#### Dataset excerpts:
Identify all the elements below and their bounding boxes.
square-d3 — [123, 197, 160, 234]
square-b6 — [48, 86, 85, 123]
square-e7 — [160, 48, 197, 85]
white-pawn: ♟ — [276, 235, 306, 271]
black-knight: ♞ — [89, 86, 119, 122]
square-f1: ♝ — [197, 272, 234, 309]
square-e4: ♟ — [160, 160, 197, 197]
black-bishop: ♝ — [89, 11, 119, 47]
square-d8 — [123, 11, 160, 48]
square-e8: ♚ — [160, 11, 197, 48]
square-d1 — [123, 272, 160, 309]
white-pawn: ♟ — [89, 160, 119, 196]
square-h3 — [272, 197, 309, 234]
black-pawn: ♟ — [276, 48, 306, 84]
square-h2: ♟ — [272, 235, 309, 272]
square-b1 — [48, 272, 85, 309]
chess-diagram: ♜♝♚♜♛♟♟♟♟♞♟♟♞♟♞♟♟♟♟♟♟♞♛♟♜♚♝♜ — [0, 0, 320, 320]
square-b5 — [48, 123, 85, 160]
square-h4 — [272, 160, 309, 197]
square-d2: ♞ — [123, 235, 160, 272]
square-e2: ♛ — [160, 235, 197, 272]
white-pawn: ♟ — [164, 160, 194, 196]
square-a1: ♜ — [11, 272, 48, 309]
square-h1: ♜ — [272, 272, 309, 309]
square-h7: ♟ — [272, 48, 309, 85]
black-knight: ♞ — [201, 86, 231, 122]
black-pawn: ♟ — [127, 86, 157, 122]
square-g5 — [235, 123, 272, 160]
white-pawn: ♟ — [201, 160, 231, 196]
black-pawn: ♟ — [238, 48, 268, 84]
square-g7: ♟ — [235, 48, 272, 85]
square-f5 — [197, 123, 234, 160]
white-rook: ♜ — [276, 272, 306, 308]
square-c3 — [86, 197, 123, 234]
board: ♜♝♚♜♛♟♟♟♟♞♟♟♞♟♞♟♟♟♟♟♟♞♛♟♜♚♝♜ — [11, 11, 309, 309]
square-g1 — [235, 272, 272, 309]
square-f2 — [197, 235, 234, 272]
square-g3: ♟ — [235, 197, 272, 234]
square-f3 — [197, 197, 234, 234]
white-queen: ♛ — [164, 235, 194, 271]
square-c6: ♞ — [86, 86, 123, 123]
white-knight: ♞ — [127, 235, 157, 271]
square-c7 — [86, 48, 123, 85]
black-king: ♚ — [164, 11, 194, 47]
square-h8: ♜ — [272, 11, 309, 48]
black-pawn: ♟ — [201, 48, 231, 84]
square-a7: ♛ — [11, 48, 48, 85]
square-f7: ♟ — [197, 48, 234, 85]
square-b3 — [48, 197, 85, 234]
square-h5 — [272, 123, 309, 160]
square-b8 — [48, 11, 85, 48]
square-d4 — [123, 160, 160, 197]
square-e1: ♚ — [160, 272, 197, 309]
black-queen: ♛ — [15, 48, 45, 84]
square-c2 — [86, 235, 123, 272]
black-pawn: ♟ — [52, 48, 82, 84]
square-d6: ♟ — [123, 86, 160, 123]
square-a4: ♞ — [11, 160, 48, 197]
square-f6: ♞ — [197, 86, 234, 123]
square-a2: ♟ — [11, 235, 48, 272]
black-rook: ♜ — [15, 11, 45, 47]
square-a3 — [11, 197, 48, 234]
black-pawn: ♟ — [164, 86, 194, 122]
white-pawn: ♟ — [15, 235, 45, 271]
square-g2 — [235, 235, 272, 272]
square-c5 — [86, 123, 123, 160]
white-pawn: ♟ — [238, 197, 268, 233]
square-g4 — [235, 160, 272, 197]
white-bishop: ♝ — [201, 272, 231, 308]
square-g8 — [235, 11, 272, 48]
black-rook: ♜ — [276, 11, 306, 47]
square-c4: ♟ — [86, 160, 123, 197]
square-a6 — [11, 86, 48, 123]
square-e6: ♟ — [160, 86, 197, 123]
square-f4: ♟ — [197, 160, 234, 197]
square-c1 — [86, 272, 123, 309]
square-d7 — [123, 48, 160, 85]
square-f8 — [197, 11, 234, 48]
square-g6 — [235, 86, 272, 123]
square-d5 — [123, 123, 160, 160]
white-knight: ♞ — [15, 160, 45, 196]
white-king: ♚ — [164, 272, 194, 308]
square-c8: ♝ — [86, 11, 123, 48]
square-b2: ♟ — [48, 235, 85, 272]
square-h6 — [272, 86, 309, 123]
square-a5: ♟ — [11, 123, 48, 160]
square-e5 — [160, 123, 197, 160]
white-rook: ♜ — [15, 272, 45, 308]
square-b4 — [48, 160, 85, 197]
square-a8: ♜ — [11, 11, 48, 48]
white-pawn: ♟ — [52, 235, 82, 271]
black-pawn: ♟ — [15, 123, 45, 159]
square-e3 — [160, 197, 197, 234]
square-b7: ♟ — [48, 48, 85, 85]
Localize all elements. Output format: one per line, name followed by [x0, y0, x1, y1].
==
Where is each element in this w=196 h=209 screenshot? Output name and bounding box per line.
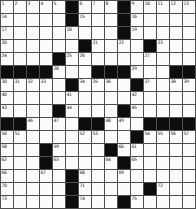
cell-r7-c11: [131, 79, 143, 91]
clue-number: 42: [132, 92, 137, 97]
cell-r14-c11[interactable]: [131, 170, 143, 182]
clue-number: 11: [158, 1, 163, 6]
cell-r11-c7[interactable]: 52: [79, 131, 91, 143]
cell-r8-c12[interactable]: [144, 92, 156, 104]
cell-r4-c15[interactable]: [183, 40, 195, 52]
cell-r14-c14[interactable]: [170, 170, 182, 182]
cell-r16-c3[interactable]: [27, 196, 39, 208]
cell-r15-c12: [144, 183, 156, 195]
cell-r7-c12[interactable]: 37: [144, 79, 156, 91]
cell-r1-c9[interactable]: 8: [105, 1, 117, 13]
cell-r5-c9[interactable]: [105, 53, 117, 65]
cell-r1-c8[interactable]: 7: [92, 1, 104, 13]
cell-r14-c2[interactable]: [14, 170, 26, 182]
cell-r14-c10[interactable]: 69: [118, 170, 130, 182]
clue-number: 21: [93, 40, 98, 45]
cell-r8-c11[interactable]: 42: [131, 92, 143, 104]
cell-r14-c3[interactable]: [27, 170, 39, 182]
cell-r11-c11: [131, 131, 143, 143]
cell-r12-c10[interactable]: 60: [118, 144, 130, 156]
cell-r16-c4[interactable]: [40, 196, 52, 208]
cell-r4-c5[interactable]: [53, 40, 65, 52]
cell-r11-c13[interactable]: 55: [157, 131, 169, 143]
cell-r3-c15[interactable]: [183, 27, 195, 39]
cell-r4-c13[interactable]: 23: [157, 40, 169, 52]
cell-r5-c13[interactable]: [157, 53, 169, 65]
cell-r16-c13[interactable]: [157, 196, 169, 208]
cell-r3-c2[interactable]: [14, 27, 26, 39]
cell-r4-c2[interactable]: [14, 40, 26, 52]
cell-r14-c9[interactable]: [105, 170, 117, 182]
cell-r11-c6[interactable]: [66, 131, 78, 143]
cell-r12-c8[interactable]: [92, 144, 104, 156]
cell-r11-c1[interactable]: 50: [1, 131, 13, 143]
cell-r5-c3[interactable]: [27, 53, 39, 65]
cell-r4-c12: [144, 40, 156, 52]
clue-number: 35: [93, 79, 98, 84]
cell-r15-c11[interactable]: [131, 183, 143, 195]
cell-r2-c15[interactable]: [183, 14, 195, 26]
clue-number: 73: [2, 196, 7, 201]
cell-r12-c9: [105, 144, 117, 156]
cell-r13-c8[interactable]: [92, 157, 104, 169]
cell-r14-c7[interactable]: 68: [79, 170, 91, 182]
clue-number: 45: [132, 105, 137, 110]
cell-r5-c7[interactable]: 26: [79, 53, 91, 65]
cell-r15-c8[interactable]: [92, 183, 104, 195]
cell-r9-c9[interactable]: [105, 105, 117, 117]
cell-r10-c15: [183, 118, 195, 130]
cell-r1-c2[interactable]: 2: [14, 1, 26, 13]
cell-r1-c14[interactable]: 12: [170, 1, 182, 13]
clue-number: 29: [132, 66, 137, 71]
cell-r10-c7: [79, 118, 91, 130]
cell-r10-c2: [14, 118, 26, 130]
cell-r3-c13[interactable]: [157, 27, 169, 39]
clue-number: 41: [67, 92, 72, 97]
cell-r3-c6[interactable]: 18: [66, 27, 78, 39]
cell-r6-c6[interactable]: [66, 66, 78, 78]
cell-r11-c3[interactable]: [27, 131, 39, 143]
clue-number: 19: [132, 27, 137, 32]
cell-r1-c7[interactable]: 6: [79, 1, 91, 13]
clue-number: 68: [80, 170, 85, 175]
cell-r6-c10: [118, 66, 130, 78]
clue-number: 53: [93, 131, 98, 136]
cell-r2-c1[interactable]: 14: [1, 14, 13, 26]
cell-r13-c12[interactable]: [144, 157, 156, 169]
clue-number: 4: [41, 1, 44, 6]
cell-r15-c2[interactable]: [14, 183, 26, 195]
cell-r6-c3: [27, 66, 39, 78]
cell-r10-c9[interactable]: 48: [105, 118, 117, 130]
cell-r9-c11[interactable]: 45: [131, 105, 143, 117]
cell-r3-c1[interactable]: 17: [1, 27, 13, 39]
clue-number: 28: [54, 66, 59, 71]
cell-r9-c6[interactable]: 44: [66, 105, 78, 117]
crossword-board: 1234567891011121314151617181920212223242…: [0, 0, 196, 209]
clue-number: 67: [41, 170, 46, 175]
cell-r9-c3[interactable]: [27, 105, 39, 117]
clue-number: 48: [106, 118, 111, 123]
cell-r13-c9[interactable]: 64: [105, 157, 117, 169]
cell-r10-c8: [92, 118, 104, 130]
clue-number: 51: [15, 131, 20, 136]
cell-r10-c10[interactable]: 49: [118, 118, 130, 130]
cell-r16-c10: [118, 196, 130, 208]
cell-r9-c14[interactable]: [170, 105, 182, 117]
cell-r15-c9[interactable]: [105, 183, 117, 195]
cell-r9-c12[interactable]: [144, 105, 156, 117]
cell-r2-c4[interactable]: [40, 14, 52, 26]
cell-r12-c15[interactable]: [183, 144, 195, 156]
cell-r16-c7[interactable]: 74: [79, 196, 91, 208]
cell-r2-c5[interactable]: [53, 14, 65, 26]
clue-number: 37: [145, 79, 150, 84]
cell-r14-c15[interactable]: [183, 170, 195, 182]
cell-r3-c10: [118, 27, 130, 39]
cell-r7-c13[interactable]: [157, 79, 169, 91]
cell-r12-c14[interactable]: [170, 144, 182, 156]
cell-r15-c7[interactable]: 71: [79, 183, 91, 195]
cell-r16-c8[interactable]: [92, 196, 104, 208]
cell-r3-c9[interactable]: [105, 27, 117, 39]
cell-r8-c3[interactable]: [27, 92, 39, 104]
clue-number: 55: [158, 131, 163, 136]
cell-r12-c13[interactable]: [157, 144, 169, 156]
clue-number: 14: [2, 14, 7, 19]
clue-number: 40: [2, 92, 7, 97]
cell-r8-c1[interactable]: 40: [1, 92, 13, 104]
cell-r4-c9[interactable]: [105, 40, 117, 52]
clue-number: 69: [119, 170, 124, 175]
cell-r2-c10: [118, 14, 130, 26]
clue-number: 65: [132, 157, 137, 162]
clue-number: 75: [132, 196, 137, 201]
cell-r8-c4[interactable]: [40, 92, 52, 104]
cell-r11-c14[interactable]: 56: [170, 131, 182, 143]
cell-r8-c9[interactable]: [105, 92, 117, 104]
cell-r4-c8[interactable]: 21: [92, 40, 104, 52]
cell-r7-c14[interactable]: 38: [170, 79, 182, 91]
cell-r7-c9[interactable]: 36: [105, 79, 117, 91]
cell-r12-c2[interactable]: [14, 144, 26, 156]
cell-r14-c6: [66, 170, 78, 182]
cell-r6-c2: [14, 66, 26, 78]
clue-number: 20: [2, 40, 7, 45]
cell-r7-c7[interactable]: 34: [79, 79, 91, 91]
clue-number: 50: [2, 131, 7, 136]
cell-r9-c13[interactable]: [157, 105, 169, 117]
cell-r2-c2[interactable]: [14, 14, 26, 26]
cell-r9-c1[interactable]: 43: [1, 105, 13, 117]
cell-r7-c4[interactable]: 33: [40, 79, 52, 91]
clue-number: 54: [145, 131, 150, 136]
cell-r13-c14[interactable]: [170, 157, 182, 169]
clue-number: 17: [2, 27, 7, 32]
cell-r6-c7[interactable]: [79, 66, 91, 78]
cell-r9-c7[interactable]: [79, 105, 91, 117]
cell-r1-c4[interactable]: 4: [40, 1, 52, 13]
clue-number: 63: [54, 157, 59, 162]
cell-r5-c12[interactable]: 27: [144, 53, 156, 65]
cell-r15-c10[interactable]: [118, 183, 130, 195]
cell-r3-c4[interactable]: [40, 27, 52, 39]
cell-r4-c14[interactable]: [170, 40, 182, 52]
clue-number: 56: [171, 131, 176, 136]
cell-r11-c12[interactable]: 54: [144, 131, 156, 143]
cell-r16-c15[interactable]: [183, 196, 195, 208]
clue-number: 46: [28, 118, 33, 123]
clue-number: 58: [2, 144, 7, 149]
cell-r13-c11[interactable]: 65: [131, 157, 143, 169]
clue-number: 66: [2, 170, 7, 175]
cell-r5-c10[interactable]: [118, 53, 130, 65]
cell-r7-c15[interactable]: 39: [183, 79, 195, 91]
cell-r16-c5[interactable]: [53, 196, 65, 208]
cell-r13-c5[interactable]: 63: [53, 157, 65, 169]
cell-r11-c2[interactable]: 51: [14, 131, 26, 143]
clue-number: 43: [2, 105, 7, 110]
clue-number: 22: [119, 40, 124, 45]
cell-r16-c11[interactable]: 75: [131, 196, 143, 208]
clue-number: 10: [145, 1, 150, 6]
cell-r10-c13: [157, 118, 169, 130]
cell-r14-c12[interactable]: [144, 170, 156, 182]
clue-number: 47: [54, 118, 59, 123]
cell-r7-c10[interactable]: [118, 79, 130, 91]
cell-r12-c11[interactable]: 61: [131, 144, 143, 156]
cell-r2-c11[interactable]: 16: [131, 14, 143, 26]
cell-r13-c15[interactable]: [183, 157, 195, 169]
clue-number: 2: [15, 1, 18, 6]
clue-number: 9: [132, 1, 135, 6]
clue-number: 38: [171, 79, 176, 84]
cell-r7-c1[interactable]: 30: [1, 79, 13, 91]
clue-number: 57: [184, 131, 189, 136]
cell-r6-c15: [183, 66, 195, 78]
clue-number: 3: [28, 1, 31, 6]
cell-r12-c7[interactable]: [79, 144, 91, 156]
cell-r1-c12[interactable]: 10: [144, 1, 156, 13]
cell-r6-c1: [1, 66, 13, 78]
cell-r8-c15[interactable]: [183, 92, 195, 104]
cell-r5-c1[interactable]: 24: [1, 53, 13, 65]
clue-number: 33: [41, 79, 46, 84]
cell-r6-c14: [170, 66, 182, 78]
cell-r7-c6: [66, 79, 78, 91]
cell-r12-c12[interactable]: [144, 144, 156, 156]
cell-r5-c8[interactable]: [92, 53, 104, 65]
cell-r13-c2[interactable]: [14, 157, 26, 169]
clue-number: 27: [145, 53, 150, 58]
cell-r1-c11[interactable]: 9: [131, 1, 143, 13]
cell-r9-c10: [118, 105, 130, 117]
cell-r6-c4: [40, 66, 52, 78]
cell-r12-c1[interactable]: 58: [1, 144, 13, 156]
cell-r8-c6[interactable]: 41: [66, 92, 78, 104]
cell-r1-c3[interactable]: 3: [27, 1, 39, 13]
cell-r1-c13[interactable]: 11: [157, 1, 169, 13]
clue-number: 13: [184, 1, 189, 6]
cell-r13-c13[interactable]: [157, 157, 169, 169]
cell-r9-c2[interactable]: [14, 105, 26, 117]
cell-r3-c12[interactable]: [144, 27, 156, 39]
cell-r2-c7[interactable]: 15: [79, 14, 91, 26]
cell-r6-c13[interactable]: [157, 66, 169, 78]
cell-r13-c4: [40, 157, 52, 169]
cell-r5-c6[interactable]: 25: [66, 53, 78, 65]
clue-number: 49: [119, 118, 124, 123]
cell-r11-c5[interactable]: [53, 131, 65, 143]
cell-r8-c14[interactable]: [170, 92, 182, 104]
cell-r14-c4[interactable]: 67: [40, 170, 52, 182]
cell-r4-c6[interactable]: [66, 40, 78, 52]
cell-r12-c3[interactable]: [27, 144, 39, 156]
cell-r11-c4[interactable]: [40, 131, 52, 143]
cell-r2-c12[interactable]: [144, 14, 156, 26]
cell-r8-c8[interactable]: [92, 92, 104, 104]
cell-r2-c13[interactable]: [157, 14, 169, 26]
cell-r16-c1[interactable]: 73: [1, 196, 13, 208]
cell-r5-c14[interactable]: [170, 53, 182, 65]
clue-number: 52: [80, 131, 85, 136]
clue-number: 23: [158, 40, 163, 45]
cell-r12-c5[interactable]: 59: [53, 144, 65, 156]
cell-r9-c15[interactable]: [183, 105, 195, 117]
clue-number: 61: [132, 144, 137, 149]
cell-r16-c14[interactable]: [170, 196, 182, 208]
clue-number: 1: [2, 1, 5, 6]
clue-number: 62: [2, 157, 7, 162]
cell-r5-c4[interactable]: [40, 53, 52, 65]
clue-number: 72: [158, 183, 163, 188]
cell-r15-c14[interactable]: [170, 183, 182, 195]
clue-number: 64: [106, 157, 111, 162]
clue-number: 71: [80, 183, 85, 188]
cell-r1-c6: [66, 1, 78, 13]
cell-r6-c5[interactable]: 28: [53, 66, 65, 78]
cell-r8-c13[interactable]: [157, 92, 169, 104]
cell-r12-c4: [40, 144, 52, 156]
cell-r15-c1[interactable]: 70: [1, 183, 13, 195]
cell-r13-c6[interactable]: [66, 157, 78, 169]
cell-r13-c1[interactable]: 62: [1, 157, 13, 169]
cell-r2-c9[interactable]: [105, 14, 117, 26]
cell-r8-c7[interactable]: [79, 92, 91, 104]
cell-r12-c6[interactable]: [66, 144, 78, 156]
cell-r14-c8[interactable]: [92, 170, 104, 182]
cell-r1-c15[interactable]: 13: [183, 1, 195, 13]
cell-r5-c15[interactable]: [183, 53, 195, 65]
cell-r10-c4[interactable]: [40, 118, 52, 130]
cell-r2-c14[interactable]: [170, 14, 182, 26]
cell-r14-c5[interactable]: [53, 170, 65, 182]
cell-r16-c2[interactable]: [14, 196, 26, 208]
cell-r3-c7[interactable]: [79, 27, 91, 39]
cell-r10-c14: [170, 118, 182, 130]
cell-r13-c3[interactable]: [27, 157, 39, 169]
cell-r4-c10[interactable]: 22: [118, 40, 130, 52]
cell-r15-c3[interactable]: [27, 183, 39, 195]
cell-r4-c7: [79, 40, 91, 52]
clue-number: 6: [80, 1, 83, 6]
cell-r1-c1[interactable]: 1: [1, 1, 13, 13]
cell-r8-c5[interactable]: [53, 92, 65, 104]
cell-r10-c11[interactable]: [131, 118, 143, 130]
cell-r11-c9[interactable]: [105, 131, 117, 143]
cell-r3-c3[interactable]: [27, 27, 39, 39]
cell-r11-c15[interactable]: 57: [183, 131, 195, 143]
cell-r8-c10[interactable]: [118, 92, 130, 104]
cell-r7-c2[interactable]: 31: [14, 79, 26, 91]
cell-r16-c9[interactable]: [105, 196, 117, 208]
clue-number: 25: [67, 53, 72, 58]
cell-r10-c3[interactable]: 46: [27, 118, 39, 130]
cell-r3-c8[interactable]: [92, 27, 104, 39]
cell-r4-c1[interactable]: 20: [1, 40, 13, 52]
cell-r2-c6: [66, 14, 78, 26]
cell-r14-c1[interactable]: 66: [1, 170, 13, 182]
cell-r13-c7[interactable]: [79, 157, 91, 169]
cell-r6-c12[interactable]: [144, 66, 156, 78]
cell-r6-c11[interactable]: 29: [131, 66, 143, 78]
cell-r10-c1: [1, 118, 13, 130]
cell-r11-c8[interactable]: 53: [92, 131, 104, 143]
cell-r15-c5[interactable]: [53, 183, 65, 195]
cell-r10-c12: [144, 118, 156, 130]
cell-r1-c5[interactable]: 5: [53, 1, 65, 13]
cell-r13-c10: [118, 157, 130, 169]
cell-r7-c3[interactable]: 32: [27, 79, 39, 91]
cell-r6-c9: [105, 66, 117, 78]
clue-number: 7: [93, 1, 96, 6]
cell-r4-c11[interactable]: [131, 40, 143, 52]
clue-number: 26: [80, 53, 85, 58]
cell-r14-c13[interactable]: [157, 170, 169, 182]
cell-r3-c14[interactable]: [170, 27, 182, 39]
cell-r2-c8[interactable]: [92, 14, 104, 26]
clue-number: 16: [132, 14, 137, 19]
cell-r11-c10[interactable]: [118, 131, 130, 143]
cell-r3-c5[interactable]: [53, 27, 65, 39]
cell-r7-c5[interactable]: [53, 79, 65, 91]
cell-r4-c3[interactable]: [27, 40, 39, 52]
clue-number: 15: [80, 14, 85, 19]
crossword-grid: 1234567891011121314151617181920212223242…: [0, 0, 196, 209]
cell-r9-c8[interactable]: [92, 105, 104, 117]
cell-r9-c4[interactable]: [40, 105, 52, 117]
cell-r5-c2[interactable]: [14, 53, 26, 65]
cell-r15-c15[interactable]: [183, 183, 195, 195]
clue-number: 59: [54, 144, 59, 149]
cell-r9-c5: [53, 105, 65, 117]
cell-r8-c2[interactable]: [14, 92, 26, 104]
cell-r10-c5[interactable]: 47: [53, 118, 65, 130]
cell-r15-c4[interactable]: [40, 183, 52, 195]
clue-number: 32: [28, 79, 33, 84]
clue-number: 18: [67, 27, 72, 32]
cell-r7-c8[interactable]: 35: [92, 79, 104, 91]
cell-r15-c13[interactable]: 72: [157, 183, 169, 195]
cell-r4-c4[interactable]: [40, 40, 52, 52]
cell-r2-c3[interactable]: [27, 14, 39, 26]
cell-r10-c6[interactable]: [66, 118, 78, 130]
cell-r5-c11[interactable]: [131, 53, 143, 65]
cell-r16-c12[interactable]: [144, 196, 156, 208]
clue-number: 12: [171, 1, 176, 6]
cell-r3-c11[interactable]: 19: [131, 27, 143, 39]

#### The problem:
Give the entries from the line containing "cell-r7-c11: [131, 79, 143, 91]" through the line containing "cell-r10-c15: [183, 118, 195, 130]", both included, as a Markdown table with the columns Row and Entry. Put each line's number in Row and the line itself in Entry, and leave out any blank lines.

#### Exercise solution:
| Row | Entry |
|---|---|
| 1 | cell-r7-c11: [131, 79, 143, 91] |
| 2 | clue-number: 42: [132, 92, 137, 97] |
| 3 | cell-r14-c11[interactable]: [131, 170, 143, 182] |
| 4 | clue-number: 11: [158, 1, 163, 6] |
| 5 | cell-r11-c7[interactable]: 52: [79, 131, 91, 143] |
| 6 | cell-r8-c12[interactable]: [144, 92, 156, 104] |
| 7 | cell-r4-c15[interactable]: [183, 40, 195, 52] |
| 8 | cell-r14-c14[interactable]: [170, 170, 182, 182] |
| 9 | cell-r16-c3[interactable]: [27, 196, 39, 208] |
| 10 | cell-r15-c12: [144, 183, 156, 195] |
| 11 | cell-r7-c12[interactable]: 37: [144, 79, 156, 91] |
| 12 | cell-r1-c9[interactable]: 8: [105, 1, 117, 13] |
| 13 | cell-r5-c9[interactable]: [105, 53, 117, 65] |
| 14 | cell-r1-c8[interactable]: 7: [92, 1, 104, 13] |
| 15 | cell-r14-c2[interactable]: [14, 170, 26, 182] |
| 16 | cell-r14-c10[interactable]: 69: [118, 170, 130, 182] |
| 17 | clue-number: 21: [93, 40, 98, 45] |
| 18 | cell-r8-c11[interactable]: 42: [131, 92, 143, 104] |
| 19 | cell-r14-c3[interactable]: [27, 170, 39, 182] |
| 20 | cell-r11-c11: [131, 131, 143, 143] |
| 21 | cell-r12-c10[interactable]: 60: [118, 144, 130, 156] |
| 22 | cell-r16-c4[interactable]: [40, 196, 52, 208] |
| 23 | cell-r4-c5[interactable]: [53, 40, 65, 52] |
| 24 | cell-r11-c13[interactable]: 55: [157, 131, 169, 143] |
| 25 | cell-r3-c15[interactable]: [183, 27, 195, 39] |
| 26 | cell-r4-c13[interactable]: 23: [157, 40, 169, 52] |
| 27 | cell-r5-c13[interactable]: [157, 53, 169, 65] |
| 28 | cell-r16-c13[interactable]: [157, 196, 169, 208] |
| 29 | cell-r3-c2[interactable]: [14, 27, 26, 39] |
| 30 | cell-r4-c2[interactable]: [14, 40, 26, 52] |
| 31 | cell-r14-c9[interactable]: [105, 170, 117, 182] |
| 32 | cell-r11-c6[interactable]: [66, 131, 78, 143] |
| 33 | cell-r12-c8[interactable]: [92, 144, 104, 156] |
| 34 | cell-r11-c1[interactable]: 50: [1, 131, 13, 143] |
| 35 | cell-r5-c3[interactable]: [27, 53, 39, 65] |
| 36 | cell-r4-c12: [144, 40, 156, 52] |
| 37 | clue-number: 35: [93, 79, 98, 84] |
| 38 | cell-r15-c11[interactable]: [131, 183, 143, 195] |
| 39 | cell-r2-c15[interactable]: [183, 14, 195, 26] |
| 40 | clue-number: 73: [2, 196, 7, 201] |
| 41 | cell-r12-c9: [105, 144, 117, 156] |
| 42 | cell-r13-c8[interactable]: [92, 157, 104, 169] |
| 43 | cell-r14-c7[interactable]: 68: [79, 170, 91, 182] |
| 44 | clue-number: 45: [132, 105, 137, 110] |
| 45 | cell-r5-c7[interactable]: 26: [79, 53, 91, 65] |
| 46 | cell-r15-c8[interactable]: [92, 183, 104, 195] |
| 47 | cell-r9-c9[interactable]: [105, 105, 117, 117] |
| 48 | cell-r10-c15: [183, 118, 195, 130] |